**EXERCISE BRIEF**
Below is a listing. Gather each line of it that contains "Kino".

**ENTRIES SHOWN**
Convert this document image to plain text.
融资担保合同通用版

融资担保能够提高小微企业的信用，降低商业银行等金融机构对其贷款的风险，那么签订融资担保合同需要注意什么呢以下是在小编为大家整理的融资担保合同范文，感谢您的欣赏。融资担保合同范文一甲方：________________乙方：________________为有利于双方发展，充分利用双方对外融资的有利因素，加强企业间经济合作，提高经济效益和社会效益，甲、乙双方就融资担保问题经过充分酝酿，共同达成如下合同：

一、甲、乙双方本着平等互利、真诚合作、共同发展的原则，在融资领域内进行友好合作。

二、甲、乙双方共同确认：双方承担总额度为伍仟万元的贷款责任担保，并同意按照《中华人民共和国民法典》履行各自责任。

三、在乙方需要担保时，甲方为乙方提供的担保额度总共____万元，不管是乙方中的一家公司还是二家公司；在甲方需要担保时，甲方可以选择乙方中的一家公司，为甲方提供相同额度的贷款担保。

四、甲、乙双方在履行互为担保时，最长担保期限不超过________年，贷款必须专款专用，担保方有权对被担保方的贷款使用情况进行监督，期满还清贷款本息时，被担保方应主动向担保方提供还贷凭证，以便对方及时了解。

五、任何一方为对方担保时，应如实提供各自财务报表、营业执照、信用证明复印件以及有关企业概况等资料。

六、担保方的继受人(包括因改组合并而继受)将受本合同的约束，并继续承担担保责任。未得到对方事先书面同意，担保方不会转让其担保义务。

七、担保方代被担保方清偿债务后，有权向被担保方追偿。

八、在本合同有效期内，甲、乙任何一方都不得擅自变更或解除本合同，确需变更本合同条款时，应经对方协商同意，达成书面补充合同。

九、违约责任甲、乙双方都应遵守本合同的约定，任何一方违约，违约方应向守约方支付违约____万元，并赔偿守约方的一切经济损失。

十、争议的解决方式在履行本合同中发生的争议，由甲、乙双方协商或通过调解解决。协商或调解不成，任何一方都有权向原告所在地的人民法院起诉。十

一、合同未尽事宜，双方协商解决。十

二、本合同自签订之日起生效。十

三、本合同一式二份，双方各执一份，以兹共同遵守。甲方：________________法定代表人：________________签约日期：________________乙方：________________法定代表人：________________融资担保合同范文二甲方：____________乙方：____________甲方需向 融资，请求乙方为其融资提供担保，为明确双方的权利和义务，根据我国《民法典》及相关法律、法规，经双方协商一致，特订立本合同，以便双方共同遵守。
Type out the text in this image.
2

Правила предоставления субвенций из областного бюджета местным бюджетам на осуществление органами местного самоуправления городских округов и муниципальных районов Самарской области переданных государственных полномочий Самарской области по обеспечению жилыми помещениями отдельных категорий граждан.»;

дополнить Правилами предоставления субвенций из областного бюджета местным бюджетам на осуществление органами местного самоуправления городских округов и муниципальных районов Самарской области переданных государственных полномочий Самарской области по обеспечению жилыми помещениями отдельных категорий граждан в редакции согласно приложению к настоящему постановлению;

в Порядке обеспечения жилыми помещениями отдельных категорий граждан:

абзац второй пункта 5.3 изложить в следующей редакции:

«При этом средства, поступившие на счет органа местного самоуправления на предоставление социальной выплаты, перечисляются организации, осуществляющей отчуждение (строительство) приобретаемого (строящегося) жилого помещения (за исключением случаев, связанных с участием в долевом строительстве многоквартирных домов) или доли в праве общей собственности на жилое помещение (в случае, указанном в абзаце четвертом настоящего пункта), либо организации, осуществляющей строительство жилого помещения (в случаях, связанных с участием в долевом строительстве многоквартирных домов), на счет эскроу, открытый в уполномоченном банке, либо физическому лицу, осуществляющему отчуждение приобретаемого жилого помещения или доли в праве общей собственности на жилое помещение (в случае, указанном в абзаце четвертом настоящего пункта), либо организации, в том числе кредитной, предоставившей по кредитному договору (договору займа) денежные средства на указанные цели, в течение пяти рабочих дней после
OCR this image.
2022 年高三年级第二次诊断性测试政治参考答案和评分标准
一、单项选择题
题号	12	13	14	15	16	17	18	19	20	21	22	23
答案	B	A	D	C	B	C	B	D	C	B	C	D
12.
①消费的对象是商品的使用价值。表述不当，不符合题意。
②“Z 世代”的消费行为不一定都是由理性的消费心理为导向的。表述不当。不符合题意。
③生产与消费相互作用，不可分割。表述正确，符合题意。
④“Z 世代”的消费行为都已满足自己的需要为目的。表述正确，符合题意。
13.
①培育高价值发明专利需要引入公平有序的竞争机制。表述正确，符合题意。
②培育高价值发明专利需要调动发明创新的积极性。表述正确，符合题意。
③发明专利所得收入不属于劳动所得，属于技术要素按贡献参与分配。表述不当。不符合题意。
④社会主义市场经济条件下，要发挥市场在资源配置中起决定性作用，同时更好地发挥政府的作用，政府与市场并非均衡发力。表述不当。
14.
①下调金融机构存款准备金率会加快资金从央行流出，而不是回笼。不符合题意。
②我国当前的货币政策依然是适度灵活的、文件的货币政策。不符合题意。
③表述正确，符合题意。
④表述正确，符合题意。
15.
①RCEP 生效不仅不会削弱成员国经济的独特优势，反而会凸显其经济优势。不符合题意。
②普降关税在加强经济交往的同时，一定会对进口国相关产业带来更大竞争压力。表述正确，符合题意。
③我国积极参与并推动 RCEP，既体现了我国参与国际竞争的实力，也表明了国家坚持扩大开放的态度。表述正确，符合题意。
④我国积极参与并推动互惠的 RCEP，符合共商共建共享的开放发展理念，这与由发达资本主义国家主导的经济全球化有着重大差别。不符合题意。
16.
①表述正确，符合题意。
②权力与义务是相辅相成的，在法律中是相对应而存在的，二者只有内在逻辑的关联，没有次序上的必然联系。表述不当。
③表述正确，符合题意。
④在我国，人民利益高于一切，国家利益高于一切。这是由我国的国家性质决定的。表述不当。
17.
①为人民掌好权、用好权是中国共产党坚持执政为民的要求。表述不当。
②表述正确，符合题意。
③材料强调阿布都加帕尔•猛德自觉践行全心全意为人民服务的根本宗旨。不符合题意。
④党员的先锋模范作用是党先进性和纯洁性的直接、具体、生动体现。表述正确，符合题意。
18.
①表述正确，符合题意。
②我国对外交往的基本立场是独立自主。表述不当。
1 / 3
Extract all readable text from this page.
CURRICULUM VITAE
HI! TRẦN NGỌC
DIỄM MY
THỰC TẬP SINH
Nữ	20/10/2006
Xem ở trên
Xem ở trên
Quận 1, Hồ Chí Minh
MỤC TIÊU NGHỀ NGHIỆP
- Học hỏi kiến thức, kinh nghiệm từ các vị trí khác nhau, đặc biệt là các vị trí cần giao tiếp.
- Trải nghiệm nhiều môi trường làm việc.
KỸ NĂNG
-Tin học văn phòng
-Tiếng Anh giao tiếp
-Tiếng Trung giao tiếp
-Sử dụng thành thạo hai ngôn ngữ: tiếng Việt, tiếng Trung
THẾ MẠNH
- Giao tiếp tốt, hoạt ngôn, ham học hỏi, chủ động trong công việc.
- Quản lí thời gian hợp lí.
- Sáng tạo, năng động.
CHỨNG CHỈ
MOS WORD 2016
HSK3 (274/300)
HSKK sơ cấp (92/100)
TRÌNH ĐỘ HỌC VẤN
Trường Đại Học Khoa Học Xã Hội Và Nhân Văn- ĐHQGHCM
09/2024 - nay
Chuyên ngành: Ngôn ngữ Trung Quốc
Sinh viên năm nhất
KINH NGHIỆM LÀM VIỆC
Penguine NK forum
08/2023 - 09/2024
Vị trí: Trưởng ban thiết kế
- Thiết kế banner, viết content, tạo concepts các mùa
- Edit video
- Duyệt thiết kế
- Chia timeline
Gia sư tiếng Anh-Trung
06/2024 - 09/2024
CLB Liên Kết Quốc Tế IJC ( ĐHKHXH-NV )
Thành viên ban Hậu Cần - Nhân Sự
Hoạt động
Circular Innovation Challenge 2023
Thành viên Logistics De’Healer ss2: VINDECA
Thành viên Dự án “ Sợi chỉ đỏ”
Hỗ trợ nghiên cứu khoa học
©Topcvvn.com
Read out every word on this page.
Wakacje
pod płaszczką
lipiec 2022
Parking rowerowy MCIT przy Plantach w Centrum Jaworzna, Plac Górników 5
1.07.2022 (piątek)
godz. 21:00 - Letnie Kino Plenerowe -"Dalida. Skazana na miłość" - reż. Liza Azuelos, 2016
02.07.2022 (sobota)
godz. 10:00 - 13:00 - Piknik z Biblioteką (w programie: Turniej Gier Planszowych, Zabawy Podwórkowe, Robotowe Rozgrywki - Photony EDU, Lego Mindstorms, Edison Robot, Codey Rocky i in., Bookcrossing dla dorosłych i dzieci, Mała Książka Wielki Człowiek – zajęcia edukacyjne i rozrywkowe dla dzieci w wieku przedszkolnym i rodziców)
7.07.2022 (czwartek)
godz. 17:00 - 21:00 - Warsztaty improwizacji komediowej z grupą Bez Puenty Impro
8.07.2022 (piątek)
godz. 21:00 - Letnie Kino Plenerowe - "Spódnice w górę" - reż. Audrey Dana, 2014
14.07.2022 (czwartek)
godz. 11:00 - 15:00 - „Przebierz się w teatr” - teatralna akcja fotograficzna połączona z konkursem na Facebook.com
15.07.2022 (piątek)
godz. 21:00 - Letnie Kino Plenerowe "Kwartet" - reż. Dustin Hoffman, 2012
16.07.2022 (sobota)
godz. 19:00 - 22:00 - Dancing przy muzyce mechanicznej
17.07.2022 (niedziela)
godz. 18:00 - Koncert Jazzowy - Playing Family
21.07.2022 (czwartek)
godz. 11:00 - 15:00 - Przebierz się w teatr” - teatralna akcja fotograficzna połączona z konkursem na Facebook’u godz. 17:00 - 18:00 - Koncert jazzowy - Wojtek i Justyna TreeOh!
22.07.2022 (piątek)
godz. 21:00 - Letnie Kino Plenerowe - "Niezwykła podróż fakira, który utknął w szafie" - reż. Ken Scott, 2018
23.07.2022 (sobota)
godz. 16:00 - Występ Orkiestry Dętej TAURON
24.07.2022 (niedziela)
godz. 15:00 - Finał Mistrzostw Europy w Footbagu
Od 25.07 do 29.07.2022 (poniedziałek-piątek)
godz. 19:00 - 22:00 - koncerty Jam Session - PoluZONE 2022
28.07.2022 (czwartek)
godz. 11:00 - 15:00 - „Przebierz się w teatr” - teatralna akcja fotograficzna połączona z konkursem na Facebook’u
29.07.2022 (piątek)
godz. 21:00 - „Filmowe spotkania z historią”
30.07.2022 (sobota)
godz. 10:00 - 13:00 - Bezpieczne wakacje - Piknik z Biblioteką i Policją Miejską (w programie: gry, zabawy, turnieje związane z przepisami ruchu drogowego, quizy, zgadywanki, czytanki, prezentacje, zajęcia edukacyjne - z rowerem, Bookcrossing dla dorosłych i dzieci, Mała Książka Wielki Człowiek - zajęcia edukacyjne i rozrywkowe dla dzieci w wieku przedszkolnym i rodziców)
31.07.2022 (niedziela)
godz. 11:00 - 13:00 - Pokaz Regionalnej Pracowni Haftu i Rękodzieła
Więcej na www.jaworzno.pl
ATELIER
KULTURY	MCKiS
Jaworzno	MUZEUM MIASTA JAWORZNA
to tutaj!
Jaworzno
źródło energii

**RESPONSE TO THE EXERCISE**
godz. 21:00 - Letnie Kino Plenerowe -"Dalida. Skazana na miłość" - reż. Liza Azuelos, 2016
godz. 21:00 - Letnie Kino Plenerowe - "Spódnice w górę" - reż. Audrey Dana, 2014
godz. 21:00 - Letnie Kino Plenerowe "Kwartet" - reż. Dustin Hoffman, 2012
godz. 21:00 - Letnie Kino Plenerowe - "Niezwykła podróż fakira, który utknął w szafie" - reż. Ken Scott, 2018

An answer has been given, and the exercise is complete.